— TASK INSTRUCTIONS —
Quote the records below in full, exactly as given, with the images taken out.

— SOURCE DATA —
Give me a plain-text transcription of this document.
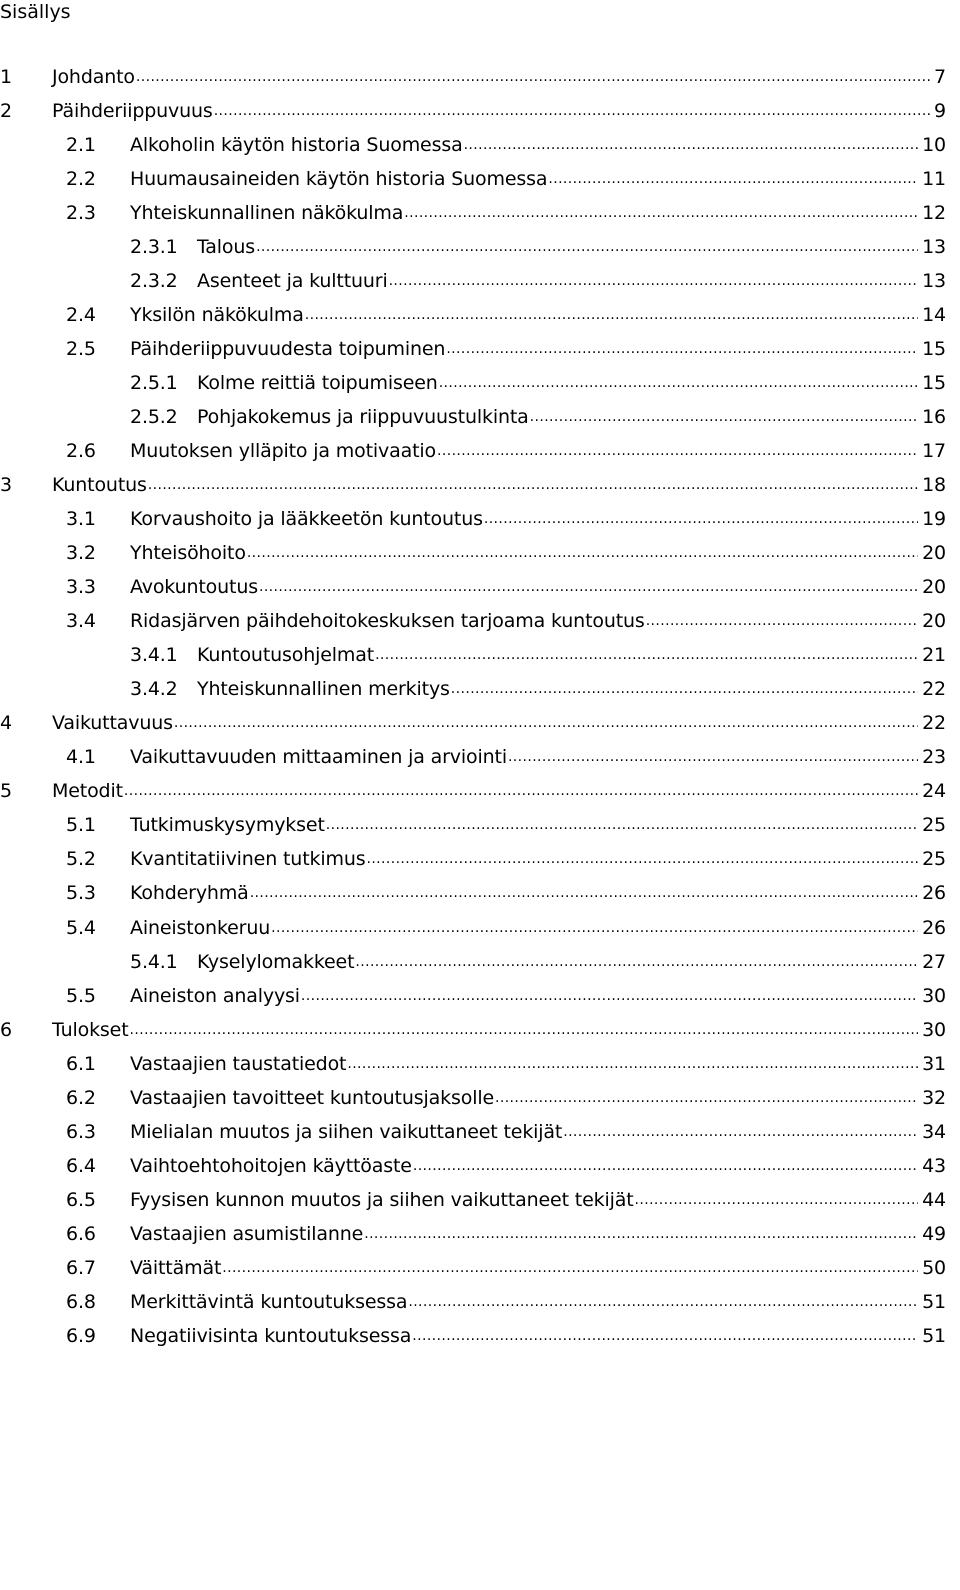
Sisällys
1 Johdanto .....	7
2 Päihderiippuvuus .....	9
2.1 Alkoholin käytön historia Suomessa .....	10
2.2 Huumausaineiden käytön historia Suomessa .....	11
2.3 Yhteiskunnallinen näkökulma .....	12
2.3.1 Talous .....	13
2.3.2 Asenteet ja kulttuuri .....	13
2.4 Yksilön näkökulma .....	14
2.5 Päihderiippuvuudesta toipuminen .....	15
2.5.1 Kolme reittiä toipumiseen .....	15
2.5.2 Pohjakokemus ja riippuvuustulkinta .....	16
2.6 Muutoksen ylläpito ja motivaatio .....	17
3 Kuntoutus .....	18
3.1 Korvaushoito ja lääkkeetön kuntoutus .....	19
3.2 Yhteisöhoito .....	20
3.3 Avokuntoutus .....	20
3.4 Ridasjärven päihdehoitokeskuksen tarjoama kuntoutus .....	20
3.4.1 Kuntoutusohjelmat .....	21
3.4.2 Yhteiskunnallinen merkitys .....	22
4 Vaikuttavuus .....	22
4.1 Vaikuttavuuden mittaaminen ja arviointi .....	23
5 Metodit .....	24
5.1 Tutkimuskysymykset .....	25
5.2 Kvantitatiivinen tutkimus .....	25
5.3 Kohderyhmä .....	26
5.4 Aineistonkeruu .....	26
5.4.1 Kyselylomakkeet .....	27
5.5 Aineiston analyysi .....	30
6 Tulokset .....	30
6.1 Vastaajien taustatiedot .....	31
6.2 Vastaajien tavoitteet kuntoutusjaksolle .....	32
6.3 Mielialan muutos ja siihen vaikuttaneet tekijät .....	34
6.4 Vaihtoehtohoitojen käyttöaste .....	43
6.5 Fyysisen kunnon muutos ja siihen vaikuttaneet tekijät .....	44
6.6 Vastaajien asumistilanne .....	49
6.7 Väittämät .....	50
6.8 Merkittävintä kuntoutuksessa .....	51
6.9 Negatiivisinta kuntoutuksessa .....	51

— THE RESULT —
Give me a plain-text transcription of this document.
Sisällys
1 Johdanto .....	7
2 Päihderiippuvuus .....	9
2.1 Alkoholin käytön historia Suomessa .....	10
2.2 Huumausaineiden käytön historia Suomessa .....	11
2.3 Yhteiskunnallinen näkökulma .....	12
2.3.1 Talous .....	13
2.3.2 Asenteet ja kulttuuri .....	13
2.4 Yksilön näkökulma .....	14
2.5 Päihderiippuvuudesta toipuminen .....	15
2.5.1 Kolme reittiä toipumiseen .....	15
2.5.2 Pohjakokemus ja riippuvuustulkinta .....	16
2.6 Muutoksen ylläpito ja motivaatio .....	17
3 Kuntoutus .....	18
3.1 Korvaushoito ja lääkkeetön kuntoutus .....	19
3.2 Yhteisöhoito .....	20
3.3 Avokuntoutus .....	20
3.4 Ridasjärven päihdehoitokeskuksen tarjoama kuntoutus .....	20
3.4.1 Kuntoutusohjelmat .....	21
3.4.2 Yhteiskunnallinen merkitys .....	22
4 Vaikuttavuus .....	22
4.1 Vaikuttavuuden mittaaminen ja arviointi .....	23
5 Metodit .....	24
5.1 Tutkimuskysymykset .....	25
5.2 Kvantitatiivinen tutkimus .....	25
5.3 Kohderyhmä .....	26
5.4 Aineistonkeruu .....	26
5.4.1 Kyselylomakkeet .....	27
5.5 Aineiston analyysi .....	30
6 Tulokset .....	30
6.1 Vastaajien taustatiedot .....	31
6.2 Vastaajien tavoitteet kuntoutusjaksolle .....	32
6.3 Mielialan muutos ja siihen vaikuttaneet tekijät .....	34
6.4 Vaihtoehtohoitojen käyttöaste .....	43
6.5 Fyysisen kunnon muutos ja siihen vaikuttaneet tekijät .....	44
6.6 Vastaajien asumistilanne .....	49
6.7 Väittämät .....	50
6.8 Merkittävintä kuntoutuksessa .....	51
6.9 Negatiivisinta kuntoutuksessa .....	51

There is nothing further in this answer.